→ **EXERCISE**
Say how many lines include the word "this", using only a number.

→ **GIVEN DATA**
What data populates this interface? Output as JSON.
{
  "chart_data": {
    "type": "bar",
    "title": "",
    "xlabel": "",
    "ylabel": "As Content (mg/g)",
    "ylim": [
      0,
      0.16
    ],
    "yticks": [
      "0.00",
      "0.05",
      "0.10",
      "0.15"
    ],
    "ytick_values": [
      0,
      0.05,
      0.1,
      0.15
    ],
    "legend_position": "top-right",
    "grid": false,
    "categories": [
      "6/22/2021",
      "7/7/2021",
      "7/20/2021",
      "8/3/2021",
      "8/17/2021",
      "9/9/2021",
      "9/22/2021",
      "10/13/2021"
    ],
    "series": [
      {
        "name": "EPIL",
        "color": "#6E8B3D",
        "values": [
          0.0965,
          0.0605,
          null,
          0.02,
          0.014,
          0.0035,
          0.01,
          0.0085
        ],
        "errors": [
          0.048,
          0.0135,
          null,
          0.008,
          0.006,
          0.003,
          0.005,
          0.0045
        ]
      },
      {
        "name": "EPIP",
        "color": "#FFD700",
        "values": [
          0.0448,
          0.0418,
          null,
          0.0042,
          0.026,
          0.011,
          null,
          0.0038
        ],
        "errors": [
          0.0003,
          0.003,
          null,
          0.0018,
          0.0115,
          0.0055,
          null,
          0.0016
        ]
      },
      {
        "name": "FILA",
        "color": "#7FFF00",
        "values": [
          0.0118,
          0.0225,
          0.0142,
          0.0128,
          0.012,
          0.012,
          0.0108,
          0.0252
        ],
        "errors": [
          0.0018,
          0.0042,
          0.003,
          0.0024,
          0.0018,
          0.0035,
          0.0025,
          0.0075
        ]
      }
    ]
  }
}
* * *
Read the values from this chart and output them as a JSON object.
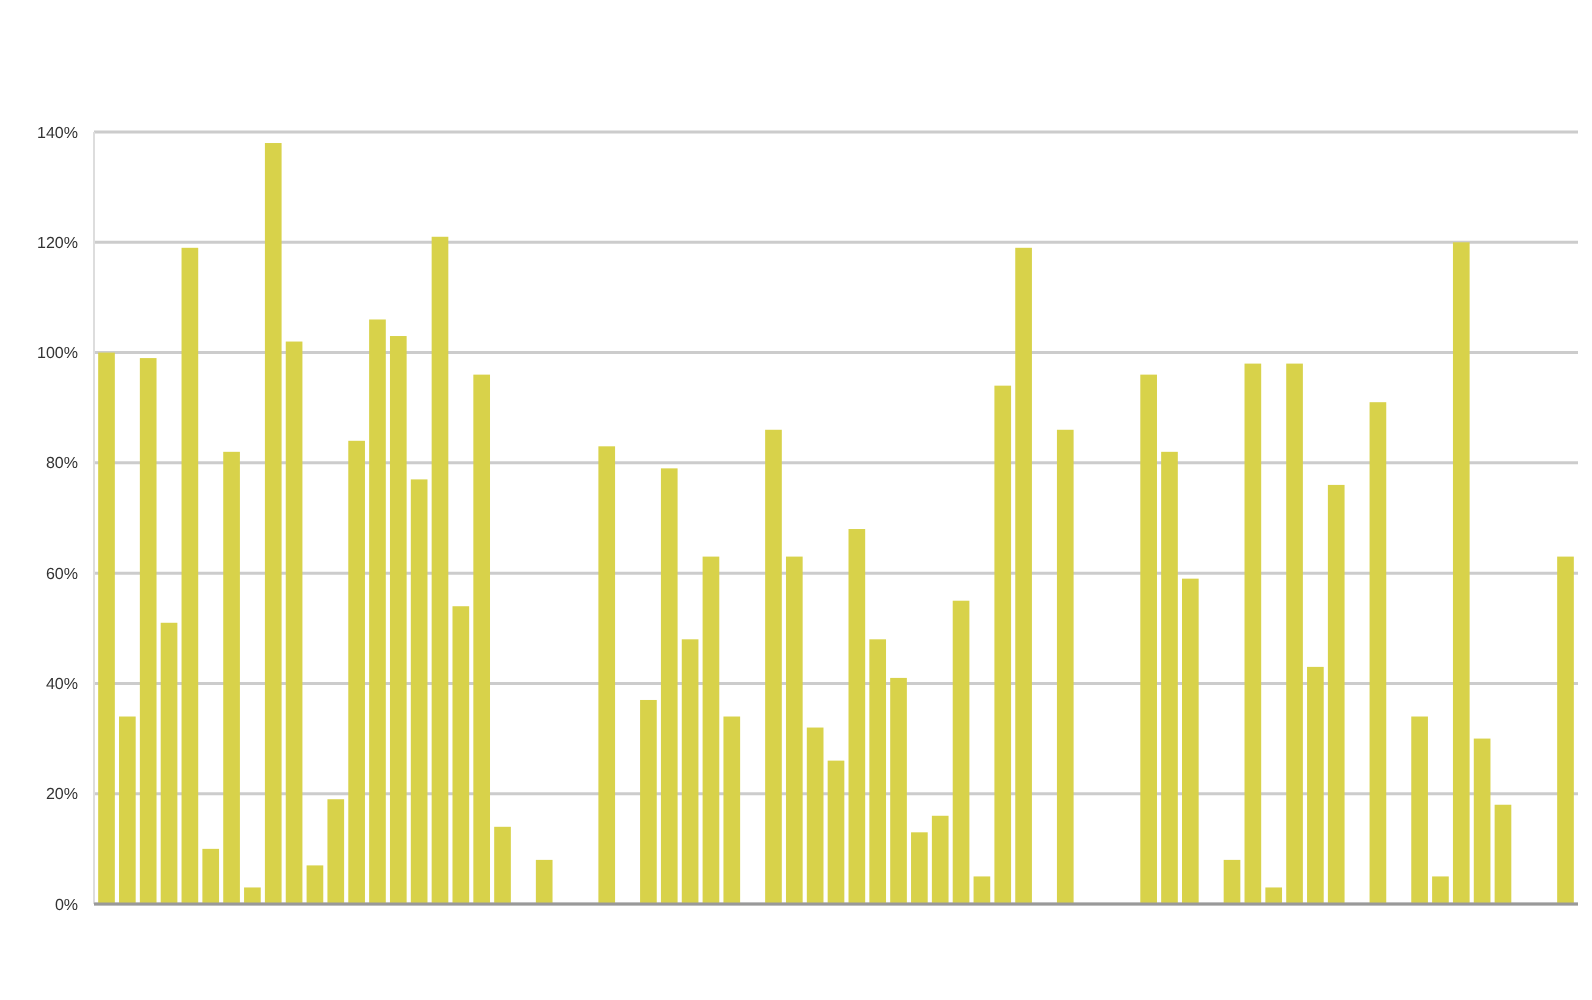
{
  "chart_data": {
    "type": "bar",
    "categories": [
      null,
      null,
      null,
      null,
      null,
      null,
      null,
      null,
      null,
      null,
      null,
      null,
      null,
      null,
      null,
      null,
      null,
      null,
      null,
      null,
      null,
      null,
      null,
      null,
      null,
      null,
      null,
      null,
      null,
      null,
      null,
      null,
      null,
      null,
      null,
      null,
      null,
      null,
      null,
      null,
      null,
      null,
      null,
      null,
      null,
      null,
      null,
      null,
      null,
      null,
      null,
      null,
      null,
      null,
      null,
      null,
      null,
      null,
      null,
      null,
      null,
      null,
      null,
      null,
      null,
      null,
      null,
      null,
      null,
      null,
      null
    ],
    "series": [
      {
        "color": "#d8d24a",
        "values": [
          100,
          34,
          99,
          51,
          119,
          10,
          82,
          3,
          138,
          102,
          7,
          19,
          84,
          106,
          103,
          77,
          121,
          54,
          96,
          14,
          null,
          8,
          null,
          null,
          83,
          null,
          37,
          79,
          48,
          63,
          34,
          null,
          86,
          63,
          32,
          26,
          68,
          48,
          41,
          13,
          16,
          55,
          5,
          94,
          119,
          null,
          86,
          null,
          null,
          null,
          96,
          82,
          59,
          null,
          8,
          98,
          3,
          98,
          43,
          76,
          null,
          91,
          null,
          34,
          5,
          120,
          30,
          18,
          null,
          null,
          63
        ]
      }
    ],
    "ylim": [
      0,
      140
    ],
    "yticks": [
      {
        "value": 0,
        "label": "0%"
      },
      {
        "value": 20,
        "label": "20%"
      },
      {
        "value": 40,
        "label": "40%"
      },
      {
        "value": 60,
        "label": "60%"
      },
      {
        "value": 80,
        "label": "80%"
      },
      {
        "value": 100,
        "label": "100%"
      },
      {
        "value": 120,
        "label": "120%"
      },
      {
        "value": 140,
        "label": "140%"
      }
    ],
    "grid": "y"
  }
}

→ **EXERCISE RESPONSE**
2